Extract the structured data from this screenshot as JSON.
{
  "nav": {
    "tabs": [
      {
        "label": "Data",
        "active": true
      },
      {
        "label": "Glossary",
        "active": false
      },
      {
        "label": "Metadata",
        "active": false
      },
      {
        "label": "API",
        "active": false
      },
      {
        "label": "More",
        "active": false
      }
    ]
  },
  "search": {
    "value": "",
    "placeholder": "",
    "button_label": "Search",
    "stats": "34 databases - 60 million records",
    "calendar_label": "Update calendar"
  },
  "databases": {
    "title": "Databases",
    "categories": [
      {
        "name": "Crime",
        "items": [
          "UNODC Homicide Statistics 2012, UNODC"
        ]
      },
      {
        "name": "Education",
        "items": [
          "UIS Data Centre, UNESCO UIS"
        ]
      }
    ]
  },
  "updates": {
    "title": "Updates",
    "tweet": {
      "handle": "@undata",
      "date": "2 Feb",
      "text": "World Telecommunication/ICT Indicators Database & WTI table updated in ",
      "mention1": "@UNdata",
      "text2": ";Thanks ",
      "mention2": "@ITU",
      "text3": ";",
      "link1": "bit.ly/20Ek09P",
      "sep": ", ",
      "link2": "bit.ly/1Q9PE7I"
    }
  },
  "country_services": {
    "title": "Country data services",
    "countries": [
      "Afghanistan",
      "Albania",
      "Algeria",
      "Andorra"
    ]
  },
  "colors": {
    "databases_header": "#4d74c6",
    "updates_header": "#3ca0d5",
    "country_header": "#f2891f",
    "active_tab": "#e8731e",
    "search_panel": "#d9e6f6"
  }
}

§ Directions for this task
Repeat each of the entries above precisely as given.

§ Completed task
Extract the structured data from this screenshot as JSON.
{
  "nav": {
    "tabs": [
      {
        "label": "Data",
        "active": true
      },
      {
        "label": "Glossary",
        "active": false
      },
      {
        "label": "Metadata",
        "active": false
      },
      {
        "label": "API",
        "active": false
      },
      {
        "label": "More",
        "active": false
      }
    ]
  },
  "search": {
    "value": "",
    "placeholder": "",
    "button_label": "Search",
    "stats": "34 databases - 60 million records",
    "calendar_label": "Update calendar"
  },
  "databases": {
    "title": "Databases",
    "categories": [
      {
        "name": "Crime",
        "items": [
          "UNODC Homicide Statistics 2012, UNODC"
        ]
      },
      {
        "name": "Education",
        "items": [
          "UIS Data Centre, UNESCO UIS"
        ]
      }
    ]
  },
  "updates": {
    "title": "Updates",
    "tweet": {
      "handle": "@undata",
      "date": "2 Feb",
      "text": "World Telecommunication/ICT Indicators Database & WTI table updated in ",
      "mention1": "@UNdata",
      "text2": ";Thanks ",
      "mention2": "@ITU",
      "text3": ";",
      "link1": "bit.ly/20Ek09P",
      "sep": ", ",
      "link2": "bit.ly/1Q9PE7I"
    }
  },
  "country_services": {
    "title": "Country data services",
    "countries": [
      "Afghanistan",
      "Albania",
      "Algeria",
      "Andorra"
    ]
  },
  "colors": {
    "databases_header": "#4d74c6",
    "updates_header": "#3ca0d5",
    "country_header": "#f2891f",
    "active_tab": "#e8731e",
    "search_panel": "#d9e6f6"
  }
}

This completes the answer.